##### Raw data #####

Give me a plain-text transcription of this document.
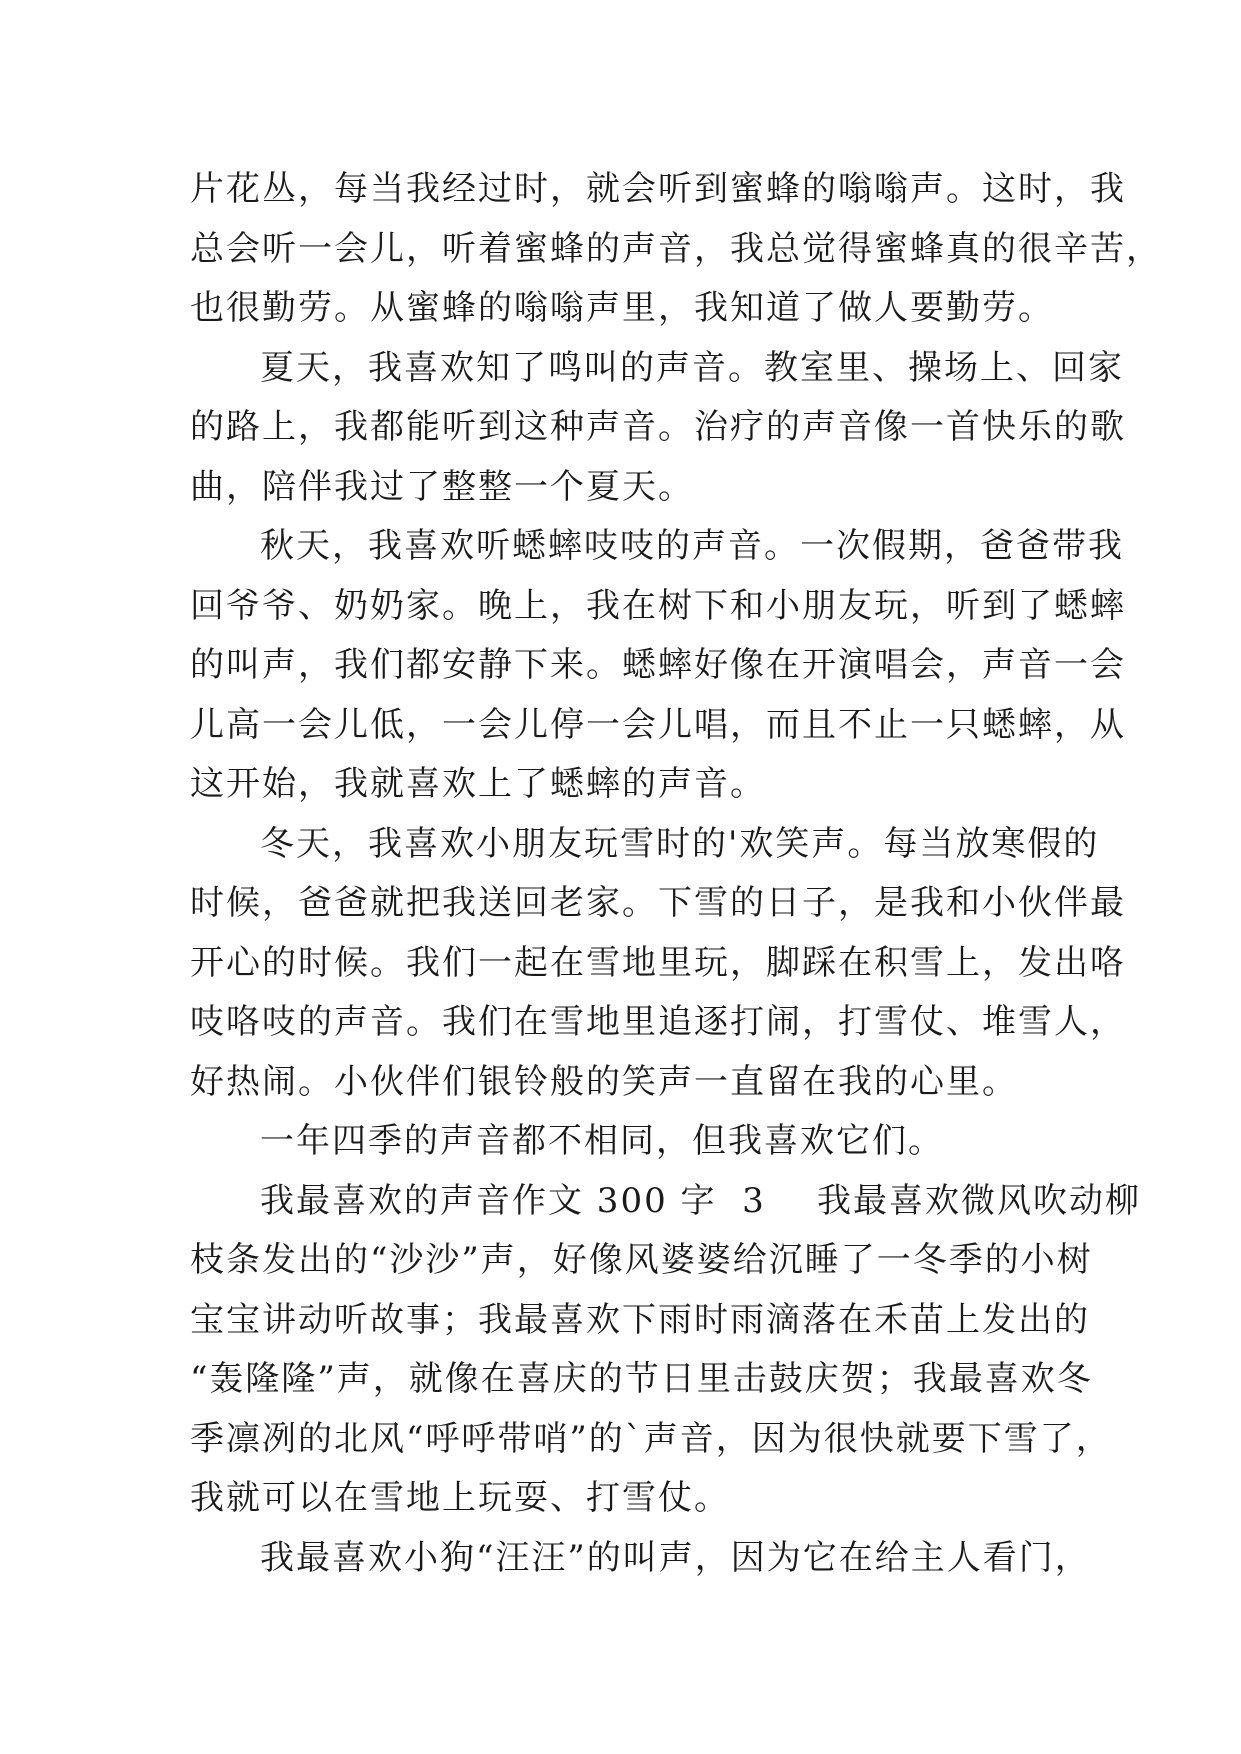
片花丛，每当我经过时，就会听到蜜蜂的嗡嗡声。这时，我
总会听一会儿，听着蜜蜂的声音，我总觉得蜜蜂真的很辛苦，
也很勤劳。从蜜蜂的嗡嗡声里，我知道了做人要勤劳。
夏天，我喜欢知了鸣叫的声音。教室里、操场上、回家
的路上，我都能听到这种声音。治疗的声音像一首快乐的歌
曲，陪伴我过了整整一个夏天。
秋天，我喜欢听蟋蟀吱吱的声音。一次假期，爸爸带我
回爷爷、奶奶家。晚上，我在树下和小朋友玩，听到了蟋蟀
的叫声，我们都安静下来。蟋蟀好像在开演唱会，声音一会
儿高一会儿低，一会儿停一会儿唱，而且不止一只蟋蟀，从
这开始，我就喜欢上了蟋蟀的声音。
冬天，我喜欢小朋友玩雪时的'欢笑声。每当放寒假的
时候，爸爸就把我送回老家。下雪的日子，是我和小伙伴最
开心的时候。我们一起在雪地里玩，脚踩在积雪上，发出咯
吱咯吱的声音。我们在雪地里追逐打闹，打雪仗、堆雪人，
好热闹。小伙伴们银铃般的笑声一直留在我的心里。
一年四季的声音都不相同，但我喜欢它们。
我最喜欢的声音作文 300 字  3    我最喜欢微风吹动柳
枝条发出的“沙沙”声，好像风婆婆给沉睡了一冬季的小树
宝宝讲动听故事；我最喜欢下雨时雨滴落在禾苗上发出的
“轰隆隆”声，就像在喜庆的节日里击鼓庆贺；我最喜欢冬
季凛冽的北风“呼呼带哨”的`声音，因为很快就要下雪了，
我就可以在雪地上玩耍、打雪仗。
我最喜欢小狗“汪汪”的叫声，因为它在给主人看门，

#####

● Exercise brief:
Retype everything in the material word for word, minus pictures.

● Solved problem:
Give me a plain-text transcription of this document.
片花丛，每当我经过时，就会听到蜜蜂的嗡嗡声。这时，我
总会听一会儿，听着蜜蜂的声音，我总觉得蜜蜂真的很辛苦，
也很勤劳。从蜜蜂的嗡嗡声里，我知道了做人要勤劳。
夏天，我喜欢知了鸣叫的声音。教室里、操场上、回家
的路上，我都能听到这种声音。治疗的声音像一首快乐的歌
曲，陪伴我过了整整一个夏天。
秋天，我喜欢听蟋蟀吱吱的声音。一次假期，爸爸带我
回爷爷、奶奶家。晚上，我在树下和小朋友玩，听到了蟋蟀
的叫声，我们都安静下来。蟋蟀好像在开演唱会，声音一会
儿高一会儿低，一会儿停一会儿唱，而且不止一只蟋蟀，从
这开始，我就喜欢上了蟋蟀的声音。
冬天，我喜欢小朋友玩雪时的'欢笑声。每当放寒假的
时候，爸爸就把我送回老家。下雪的日子，是我和小伙伴最
开心的时候。我们一起在雪地里玩，脚踩在积雪上，发出咯
吱咯吱的声音。我们在雪地里追逐打闹，打雪仗、堆雪人，
好热闹。小伙伴们银铃般的笑声一直留在我的心里。
一年四季的声音都不相同，但我喜欢它们。
我最喜欢的声音作文 300 字  3    我最喜欢微风吹动柳
枝条发出的“沙沙”声，好像风婆婆给沉睡了一冬季的小树
宝宝讲动听故事；我最喜欢下雨时雨滴落在禾苗上发出的
“轰隆隆”声，就像在喜庆的节日里击鼓庆贺；我最喜欢冬
季凛冽的北风“呼呼带哨”的`声音，因为很快就要下雪了，
我就可以在雪地上玩耍、打雪仗。
我最喜欢小狗“汪汪”的叫声，因为它在给主人看门，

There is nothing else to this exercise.